WHAT NEEDS TO BE DONE
Look below. Copy each line that has "times" in it.

RECORD EXTRACTS
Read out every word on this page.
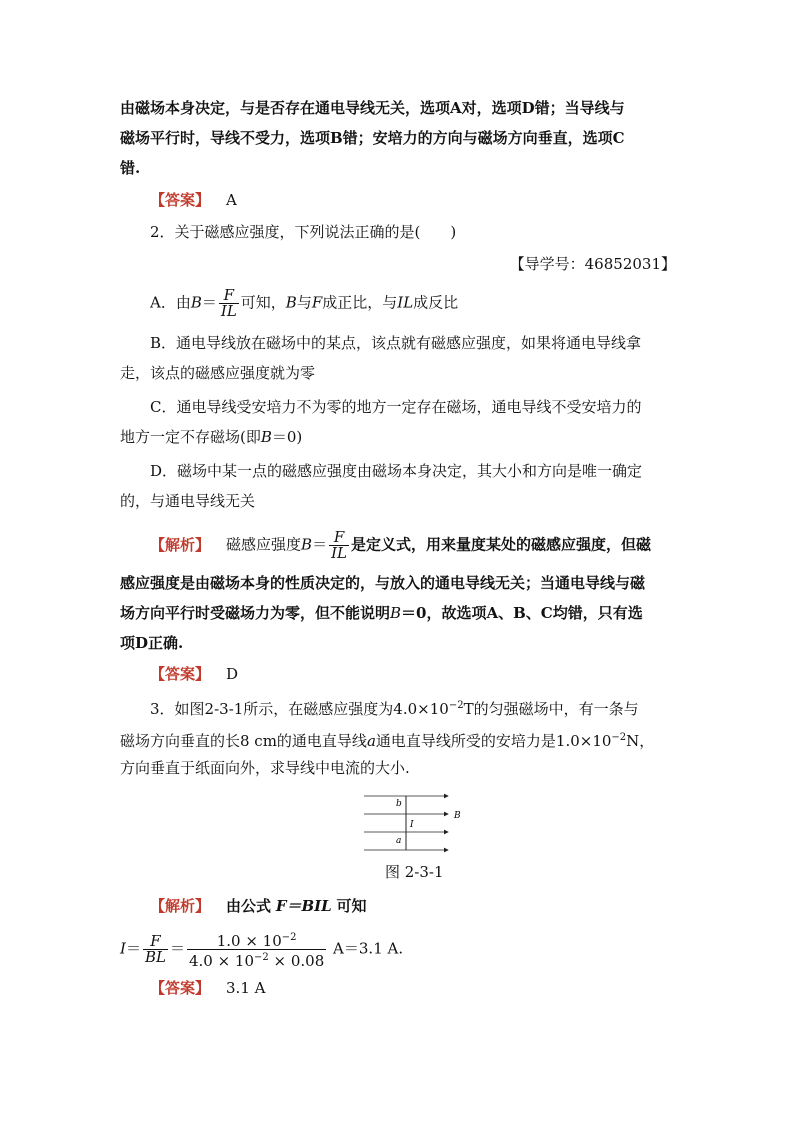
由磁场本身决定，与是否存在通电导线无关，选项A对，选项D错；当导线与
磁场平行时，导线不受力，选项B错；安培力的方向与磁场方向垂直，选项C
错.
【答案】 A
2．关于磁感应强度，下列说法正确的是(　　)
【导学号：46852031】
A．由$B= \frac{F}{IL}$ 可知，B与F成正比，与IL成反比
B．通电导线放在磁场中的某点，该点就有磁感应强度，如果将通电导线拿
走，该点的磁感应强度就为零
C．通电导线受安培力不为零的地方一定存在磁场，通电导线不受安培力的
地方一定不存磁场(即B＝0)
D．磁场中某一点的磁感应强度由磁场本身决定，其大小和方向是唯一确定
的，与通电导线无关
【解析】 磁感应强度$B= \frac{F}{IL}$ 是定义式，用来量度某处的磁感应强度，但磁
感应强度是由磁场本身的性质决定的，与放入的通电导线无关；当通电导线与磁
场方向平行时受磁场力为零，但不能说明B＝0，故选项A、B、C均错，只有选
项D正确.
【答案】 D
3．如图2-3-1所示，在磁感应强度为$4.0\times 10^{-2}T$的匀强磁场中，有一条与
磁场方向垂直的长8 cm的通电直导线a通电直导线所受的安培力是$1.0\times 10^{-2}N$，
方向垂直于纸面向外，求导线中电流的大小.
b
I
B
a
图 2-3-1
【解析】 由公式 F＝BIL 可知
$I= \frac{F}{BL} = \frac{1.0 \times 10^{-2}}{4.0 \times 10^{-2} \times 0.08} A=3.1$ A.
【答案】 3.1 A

EXERCISE OUTPUT
3．如图2-3-1所示，在磁感应强度为$4.0\times 10^{-2}T$的匀强磁场中，有一条与
磁场方向垂直的长8 cm的通电直导线a通电直导线所受的安培力是$1.0\times 10^{-2}N$，
$I= \frac{F}{BL} = \frac{1.0 \times 10^{-2}}{4.0 \times 10^{-2} \times 0.08} A=3.1$ A.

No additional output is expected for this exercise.